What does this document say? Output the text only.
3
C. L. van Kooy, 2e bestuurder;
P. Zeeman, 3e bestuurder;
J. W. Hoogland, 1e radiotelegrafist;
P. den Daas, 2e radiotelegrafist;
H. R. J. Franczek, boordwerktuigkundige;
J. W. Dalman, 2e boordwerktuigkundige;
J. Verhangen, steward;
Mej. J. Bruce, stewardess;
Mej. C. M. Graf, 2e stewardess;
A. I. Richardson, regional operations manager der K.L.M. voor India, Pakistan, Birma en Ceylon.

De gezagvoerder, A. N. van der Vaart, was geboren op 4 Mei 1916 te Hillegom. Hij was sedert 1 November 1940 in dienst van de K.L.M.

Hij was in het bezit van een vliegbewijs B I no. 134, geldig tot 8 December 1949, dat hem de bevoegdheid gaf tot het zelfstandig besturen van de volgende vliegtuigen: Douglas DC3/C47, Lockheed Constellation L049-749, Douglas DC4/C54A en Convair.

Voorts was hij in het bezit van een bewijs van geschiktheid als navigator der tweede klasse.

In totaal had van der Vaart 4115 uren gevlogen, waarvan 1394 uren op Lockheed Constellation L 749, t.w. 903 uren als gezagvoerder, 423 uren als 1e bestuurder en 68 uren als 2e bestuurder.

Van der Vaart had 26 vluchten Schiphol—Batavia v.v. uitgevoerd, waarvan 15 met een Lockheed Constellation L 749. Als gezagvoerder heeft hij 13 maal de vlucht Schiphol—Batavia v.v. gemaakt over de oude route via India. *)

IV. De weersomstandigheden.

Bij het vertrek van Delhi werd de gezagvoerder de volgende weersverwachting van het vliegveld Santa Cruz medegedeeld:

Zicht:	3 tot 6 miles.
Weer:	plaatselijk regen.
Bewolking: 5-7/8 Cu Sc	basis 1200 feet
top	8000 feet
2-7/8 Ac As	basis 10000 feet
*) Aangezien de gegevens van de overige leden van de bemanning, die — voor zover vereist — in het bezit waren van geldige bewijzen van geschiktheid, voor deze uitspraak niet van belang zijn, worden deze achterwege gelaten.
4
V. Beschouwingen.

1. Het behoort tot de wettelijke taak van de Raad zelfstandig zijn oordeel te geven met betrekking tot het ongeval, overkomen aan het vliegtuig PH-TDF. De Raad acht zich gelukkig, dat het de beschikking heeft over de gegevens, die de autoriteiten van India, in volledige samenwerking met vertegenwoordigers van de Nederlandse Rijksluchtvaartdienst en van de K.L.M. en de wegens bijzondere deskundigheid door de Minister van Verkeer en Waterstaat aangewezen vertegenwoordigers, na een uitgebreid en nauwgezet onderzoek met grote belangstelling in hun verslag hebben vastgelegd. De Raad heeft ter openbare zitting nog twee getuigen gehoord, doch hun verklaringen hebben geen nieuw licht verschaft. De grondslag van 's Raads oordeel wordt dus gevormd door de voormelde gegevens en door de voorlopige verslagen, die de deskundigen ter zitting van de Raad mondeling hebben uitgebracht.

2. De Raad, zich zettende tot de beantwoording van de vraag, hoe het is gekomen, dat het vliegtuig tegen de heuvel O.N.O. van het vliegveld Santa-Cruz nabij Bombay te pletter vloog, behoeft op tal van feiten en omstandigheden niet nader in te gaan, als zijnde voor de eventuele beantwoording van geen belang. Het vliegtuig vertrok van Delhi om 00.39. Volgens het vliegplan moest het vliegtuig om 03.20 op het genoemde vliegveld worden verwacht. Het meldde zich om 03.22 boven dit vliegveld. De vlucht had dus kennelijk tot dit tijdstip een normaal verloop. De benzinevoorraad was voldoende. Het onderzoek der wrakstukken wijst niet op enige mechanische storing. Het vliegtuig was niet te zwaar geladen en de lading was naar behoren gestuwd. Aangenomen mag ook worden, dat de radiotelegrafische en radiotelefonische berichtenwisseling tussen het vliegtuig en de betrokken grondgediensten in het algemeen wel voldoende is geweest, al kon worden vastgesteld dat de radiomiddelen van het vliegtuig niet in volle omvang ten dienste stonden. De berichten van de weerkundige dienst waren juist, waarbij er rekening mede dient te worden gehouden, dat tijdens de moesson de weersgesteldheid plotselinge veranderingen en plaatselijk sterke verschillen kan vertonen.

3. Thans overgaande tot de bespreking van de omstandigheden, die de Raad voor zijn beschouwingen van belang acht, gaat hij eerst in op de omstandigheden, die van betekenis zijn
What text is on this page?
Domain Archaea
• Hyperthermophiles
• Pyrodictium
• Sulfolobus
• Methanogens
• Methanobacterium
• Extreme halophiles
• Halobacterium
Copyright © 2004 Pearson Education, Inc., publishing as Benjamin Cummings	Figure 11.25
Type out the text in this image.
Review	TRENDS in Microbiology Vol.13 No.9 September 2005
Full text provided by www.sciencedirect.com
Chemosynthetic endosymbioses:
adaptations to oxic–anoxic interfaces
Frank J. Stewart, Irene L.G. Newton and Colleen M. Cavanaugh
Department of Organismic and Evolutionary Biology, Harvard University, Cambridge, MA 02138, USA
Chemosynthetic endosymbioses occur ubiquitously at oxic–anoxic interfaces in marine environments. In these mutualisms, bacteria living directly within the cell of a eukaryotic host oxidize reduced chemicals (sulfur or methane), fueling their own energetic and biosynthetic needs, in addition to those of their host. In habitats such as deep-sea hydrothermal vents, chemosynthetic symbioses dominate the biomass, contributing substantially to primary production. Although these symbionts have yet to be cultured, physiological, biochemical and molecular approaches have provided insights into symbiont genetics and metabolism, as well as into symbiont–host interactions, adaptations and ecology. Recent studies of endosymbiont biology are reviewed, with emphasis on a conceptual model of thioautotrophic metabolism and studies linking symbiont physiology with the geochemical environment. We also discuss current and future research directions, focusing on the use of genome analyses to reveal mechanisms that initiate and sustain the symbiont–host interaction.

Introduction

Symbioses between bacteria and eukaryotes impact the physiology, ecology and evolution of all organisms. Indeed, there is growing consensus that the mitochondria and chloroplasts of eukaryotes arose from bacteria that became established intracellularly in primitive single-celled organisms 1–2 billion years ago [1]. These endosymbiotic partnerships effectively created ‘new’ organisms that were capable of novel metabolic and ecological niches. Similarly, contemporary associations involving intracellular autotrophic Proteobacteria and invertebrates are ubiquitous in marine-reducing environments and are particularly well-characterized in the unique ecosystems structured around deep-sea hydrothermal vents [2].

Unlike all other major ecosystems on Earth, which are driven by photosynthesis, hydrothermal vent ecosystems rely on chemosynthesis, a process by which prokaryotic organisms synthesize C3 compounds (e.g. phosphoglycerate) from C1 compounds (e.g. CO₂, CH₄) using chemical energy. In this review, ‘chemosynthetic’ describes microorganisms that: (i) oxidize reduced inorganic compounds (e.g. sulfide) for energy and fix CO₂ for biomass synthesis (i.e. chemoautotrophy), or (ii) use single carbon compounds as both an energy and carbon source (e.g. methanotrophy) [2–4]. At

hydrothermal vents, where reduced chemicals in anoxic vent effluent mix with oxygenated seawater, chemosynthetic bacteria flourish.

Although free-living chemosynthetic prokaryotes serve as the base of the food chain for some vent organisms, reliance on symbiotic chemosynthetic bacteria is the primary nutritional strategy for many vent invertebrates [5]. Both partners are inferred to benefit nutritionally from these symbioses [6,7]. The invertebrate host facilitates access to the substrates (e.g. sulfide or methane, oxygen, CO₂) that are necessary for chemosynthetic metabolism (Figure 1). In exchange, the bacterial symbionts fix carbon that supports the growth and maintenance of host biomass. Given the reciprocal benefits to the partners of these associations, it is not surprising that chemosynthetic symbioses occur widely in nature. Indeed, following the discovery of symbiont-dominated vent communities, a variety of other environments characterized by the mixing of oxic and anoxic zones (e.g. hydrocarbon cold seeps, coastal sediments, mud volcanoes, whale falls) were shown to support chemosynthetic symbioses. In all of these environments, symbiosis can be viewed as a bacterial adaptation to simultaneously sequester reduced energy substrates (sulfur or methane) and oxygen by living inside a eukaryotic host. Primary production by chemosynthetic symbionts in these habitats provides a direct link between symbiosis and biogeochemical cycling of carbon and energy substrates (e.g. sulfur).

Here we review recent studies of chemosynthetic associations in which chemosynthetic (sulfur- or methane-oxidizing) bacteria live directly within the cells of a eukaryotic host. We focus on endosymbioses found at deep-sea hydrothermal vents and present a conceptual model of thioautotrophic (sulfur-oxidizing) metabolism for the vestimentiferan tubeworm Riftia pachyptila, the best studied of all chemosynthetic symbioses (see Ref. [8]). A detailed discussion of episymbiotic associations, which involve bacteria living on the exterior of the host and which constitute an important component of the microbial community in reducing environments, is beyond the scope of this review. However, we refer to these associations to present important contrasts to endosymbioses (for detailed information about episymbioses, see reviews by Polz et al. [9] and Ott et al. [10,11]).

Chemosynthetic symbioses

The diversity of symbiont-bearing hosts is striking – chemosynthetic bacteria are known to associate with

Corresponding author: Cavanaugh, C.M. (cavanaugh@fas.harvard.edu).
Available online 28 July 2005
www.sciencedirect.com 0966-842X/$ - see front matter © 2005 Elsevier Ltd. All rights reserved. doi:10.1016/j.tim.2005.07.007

__Action item__. Copy out the lines above with "boordwerktuigkundige" in them.

__Response for this exercise__.
H. R. J. Franczek, boordwerktuigkundige;
J. W. Dalman, 2e boordwerktuigkundige;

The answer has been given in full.